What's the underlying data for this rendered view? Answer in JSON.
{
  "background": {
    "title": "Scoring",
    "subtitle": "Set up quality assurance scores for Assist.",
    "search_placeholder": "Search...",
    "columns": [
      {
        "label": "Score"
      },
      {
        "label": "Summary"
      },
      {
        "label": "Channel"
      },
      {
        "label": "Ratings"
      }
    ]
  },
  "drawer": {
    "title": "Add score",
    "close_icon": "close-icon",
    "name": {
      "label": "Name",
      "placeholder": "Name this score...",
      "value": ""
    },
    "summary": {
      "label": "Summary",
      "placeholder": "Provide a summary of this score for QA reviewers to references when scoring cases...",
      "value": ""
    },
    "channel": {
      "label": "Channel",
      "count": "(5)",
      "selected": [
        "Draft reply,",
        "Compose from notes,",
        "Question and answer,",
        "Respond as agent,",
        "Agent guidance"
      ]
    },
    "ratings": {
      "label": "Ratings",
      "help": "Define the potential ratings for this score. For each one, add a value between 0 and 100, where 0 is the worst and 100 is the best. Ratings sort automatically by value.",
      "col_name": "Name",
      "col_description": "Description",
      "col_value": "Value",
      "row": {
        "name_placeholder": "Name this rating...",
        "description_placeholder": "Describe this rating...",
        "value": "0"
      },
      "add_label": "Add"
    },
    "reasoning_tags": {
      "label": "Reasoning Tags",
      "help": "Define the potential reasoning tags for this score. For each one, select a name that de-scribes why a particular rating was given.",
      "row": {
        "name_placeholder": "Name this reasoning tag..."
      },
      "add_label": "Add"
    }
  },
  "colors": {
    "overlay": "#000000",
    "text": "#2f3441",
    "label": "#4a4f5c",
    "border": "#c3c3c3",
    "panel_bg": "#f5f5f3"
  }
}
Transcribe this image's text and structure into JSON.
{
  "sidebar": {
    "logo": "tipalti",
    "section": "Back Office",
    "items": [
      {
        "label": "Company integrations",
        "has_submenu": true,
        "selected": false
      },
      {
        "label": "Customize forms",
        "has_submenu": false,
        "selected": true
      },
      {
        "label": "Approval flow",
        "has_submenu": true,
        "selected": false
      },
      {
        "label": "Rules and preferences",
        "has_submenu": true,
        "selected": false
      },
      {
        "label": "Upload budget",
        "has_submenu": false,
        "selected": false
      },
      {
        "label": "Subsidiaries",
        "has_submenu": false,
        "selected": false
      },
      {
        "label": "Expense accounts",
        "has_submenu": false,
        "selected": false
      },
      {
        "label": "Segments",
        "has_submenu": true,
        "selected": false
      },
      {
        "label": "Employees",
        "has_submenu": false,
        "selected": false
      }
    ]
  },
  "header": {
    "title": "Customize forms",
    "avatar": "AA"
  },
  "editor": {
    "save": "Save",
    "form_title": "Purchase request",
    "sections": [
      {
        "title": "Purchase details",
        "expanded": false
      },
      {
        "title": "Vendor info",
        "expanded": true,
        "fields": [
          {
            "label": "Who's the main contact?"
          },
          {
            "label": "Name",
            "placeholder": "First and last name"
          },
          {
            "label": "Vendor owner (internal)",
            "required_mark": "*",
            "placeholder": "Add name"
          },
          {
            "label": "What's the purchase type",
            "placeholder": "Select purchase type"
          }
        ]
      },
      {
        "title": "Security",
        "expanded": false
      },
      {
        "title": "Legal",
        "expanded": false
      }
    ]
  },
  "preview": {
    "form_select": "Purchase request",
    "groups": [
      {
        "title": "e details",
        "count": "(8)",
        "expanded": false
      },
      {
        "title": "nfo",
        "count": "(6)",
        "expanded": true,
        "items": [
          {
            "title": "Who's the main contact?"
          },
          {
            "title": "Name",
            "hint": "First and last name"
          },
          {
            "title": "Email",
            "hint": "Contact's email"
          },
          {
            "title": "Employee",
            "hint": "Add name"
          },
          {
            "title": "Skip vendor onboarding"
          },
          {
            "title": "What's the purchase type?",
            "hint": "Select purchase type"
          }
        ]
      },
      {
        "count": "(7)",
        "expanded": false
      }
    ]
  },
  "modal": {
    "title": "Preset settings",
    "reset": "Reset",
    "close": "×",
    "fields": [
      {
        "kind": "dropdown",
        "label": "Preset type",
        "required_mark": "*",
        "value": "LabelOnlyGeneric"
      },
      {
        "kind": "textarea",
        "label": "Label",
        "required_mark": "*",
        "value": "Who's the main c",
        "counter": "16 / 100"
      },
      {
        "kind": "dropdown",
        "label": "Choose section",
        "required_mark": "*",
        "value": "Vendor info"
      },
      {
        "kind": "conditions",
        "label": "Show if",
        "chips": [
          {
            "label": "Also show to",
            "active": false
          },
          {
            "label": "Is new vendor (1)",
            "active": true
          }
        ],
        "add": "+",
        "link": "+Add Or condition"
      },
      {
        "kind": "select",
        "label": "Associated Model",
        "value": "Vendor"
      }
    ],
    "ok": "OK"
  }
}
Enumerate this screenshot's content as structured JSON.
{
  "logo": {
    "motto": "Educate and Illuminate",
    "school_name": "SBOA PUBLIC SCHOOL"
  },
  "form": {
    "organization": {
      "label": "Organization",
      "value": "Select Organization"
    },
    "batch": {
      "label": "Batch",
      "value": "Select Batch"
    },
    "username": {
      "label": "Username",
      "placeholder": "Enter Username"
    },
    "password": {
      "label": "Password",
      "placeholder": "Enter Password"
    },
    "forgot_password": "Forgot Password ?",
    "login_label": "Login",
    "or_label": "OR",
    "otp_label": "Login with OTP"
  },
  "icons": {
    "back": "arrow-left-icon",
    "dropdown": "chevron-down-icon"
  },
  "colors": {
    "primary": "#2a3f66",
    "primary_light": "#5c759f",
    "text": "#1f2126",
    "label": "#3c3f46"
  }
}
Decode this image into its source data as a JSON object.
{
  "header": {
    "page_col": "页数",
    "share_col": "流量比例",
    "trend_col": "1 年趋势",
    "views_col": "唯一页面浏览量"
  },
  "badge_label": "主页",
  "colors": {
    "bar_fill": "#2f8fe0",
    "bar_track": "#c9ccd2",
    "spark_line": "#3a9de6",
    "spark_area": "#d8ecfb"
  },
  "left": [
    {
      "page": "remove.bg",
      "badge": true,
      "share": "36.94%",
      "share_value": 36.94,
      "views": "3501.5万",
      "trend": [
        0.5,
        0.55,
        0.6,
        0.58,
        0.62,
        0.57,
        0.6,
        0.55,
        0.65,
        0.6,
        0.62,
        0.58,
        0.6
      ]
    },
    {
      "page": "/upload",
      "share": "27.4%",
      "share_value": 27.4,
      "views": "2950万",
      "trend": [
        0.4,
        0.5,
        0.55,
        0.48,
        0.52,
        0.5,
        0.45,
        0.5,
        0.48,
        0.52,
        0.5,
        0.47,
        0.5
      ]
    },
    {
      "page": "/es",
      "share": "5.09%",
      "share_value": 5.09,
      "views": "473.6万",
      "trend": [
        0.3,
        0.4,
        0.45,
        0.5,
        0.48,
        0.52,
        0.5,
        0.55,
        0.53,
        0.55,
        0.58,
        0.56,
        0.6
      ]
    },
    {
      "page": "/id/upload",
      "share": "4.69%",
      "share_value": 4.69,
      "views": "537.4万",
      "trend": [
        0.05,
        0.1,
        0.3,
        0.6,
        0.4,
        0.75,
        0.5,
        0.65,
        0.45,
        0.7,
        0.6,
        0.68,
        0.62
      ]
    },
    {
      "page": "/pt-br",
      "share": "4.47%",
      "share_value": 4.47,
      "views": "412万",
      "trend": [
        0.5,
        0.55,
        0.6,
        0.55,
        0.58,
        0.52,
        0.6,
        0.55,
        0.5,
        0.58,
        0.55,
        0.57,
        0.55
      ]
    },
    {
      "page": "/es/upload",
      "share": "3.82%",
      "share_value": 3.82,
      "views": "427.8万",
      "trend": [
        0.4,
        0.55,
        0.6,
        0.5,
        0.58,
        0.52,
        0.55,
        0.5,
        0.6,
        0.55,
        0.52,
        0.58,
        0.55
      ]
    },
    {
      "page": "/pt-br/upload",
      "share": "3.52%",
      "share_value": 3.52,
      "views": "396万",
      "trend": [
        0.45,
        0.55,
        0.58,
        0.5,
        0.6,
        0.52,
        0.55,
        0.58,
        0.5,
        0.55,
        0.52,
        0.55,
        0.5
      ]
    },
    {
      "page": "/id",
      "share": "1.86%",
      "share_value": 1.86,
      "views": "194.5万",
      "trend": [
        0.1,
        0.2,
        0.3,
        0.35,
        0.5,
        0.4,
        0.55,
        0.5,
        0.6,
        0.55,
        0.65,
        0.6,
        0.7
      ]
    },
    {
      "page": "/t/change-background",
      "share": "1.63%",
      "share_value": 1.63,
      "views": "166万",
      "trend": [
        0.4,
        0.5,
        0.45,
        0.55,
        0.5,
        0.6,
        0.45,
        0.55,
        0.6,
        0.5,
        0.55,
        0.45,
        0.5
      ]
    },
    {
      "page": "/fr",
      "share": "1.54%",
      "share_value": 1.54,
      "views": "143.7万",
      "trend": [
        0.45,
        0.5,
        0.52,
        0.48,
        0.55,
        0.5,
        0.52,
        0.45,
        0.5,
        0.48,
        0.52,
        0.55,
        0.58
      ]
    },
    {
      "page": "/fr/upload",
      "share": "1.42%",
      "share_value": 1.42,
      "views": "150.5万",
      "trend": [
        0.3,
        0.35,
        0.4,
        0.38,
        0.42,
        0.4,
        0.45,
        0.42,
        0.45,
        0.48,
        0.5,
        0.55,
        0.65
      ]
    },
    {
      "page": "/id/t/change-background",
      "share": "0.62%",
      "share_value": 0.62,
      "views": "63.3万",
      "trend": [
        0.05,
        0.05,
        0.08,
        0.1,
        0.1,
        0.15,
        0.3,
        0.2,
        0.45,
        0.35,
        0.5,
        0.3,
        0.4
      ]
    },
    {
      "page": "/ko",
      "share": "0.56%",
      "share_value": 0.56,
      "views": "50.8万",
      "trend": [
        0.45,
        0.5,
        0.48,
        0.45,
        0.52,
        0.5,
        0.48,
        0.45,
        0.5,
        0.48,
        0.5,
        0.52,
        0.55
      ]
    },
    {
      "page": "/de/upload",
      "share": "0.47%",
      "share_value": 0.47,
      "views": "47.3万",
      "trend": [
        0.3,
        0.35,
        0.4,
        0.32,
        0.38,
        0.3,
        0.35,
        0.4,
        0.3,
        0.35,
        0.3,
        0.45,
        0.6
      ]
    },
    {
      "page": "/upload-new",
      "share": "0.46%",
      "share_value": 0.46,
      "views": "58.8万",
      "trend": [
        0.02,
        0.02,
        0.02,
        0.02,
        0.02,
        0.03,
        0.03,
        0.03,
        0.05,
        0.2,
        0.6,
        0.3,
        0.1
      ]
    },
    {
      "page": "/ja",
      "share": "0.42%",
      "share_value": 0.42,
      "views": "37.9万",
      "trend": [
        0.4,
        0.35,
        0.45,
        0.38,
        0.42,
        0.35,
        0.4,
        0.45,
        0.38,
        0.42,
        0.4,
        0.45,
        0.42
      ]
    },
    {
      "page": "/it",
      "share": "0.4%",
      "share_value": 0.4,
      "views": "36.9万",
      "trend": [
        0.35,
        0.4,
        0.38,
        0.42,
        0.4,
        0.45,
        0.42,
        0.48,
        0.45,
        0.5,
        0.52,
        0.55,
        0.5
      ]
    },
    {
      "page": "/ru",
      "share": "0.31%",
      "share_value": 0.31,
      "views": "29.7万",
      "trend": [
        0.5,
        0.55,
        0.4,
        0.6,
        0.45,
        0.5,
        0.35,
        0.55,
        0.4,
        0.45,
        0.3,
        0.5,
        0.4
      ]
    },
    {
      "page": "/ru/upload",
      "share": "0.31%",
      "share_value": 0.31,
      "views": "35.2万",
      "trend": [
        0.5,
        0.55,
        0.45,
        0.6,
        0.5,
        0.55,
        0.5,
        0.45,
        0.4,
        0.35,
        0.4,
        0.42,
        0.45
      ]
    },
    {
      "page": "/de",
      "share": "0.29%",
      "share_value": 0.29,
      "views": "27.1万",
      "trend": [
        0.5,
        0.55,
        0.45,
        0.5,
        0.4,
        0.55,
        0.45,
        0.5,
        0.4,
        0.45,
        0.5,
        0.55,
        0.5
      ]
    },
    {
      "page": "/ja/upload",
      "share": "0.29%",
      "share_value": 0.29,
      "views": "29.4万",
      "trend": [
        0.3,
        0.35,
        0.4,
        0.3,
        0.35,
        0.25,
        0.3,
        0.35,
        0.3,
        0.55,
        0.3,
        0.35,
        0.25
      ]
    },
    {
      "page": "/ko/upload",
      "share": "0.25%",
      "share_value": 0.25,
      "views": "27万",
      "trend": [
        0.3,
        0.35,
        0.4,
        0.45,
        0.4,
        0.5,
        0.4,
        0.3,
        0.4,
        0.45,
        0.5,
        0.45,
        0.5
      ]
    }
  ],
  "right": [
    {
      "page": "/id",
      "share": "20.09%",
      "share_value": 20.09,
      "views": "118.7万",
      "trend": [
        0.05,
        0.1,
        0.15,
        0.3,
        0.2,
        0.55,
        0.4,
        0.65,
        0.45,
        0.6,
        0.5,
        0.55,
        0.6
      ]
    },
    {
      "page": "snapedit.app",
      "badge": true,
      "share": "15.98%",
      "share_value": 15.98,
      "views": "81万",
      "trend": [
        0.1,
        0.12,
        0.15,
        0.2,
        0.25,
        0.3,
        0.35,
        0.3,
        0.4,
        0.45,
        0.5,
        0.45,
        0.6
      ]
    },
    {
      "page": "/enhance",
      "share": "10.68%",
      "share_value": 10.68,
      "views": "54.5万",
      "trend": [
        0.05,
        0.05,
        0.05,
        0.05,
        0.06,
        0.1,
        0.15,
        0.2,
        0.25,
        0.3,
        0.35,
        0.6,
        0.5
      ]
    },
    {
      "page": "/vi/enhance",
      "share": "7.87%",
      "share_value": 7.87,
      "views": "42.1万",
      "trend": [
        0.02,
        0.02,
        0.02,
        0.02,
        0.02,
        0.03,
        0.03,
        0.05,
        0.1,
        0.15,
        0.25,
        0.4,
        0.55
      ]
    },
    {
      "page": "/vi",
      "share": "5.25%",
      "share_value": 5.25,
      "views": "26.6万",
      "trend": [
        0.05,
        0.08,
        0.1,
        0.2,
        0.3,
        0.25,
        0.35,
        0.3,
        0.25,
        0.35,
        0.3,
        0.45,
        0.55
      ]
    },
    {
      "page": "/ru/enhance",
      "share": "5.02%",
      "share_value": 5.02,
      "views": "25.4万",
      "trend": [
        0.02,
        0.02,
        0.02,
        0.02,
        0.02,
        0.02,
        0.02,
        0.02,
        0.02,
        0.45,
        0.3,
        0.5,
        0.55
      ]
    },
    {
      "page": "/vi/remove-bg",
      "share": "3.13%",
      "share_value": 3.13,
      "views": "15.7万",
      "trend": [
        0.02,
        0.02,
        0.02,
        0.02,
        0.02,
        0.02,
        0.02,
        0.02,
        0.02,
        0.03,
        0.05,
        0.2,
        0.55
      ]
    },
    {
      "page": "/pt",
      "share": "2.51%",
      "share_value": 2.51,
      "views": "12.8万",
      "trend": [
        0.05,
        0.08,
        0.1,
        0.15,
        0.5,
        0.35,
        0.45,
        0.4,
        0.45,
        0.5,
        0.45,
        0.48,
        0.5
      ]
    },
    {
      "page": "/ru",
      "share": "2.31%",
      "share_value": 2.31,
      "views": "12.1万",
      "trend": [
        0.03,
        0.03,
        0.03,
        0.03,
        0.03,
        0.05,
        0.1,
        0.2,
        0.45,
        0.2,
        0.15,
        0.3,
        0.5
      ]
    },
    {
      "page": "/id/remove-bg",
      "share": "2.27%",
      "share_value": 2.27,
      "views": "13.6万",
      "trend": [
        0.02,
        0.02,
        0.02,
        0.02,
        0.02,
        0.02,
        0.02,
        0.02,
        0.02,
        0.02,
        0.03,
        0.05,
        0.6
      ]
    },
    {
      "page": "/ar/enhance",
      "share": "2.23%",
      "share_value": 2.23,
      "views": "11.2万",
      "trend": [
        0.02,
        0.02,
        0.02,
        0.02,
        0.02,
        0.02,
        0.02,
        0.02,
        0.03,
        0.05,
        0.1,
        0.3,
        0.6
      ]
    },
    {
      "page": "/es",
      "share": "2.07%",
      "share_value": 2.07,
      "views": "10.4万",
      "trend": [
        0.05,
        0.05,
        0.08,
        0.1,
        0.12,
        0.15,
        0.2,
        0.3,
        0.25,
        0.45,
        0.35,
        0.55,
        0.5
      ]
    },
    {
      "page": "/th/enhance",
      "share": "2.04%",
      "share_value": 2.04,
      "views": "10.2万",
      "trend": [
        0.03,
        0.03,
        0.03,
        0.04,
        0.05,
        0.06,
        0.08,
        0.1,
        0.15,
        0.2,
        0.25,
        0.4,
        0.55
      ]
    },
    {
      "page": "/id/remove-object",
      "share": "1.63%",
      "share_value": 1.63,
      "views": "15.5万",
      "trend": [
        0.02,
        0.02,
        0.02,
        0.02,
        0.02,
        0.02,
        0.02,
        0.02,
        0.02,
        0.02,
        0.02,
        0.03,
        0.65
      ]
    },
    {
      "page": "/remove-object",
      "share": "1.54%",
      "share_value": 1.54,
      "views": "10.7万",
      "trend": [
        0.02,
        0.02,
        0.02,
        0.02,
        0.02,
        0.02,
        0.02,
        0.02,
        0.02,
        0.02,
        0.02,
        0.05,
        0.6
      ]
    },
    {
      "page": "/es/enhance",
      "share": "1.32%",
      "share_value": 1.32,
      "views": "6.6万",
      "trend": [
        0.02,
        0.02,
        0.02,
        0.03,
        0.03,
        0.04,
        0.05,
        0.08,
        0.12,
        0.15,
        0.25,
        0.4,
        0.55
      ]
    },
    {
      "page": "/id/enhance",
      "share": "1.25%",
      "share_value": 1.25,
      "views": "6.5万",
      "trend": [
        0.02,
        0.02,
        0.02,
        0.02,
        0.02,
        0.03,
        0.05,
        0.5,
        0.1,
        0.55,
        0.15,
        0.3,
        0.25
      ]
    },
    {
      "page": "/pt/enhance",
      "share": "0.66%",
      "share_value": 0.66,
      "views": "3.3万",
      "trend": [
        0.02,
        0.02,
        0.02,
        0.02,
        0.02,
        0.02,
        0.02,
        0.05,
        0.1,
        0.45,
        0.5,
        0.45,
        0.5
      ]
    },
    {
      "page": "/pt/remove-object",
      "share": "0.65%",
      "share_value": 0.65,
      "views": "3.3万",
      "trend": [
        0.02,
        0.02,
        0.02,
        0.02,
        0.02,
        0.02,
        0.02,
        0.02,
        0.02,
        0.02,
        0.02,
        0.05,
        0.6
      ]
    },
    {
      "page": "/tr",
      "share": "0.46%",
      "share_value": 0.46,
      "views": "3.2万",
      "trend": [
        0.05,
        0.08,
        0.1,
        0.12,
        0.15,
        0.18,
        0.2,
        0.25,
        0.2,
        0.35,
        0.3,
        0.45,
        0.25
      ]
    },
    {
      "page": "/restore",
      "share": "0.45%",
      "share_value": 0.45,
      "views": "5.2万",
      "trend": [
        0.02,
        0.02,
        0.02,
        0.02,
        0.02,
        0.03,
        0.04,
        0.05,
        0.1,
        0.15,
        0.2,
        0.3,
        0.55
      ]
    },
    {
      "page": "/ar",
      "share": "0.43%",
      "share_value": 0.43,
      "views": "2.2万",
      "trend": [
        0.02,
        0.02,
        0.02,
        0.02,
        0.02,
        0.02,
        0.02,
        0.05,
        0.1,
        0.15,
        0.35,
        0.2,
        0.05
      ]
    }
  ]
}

*-*-*

◆ **What to do**
Go through the material above and count the lines that contain "request"; give that number alone.

◆ **Solution for this problem**
2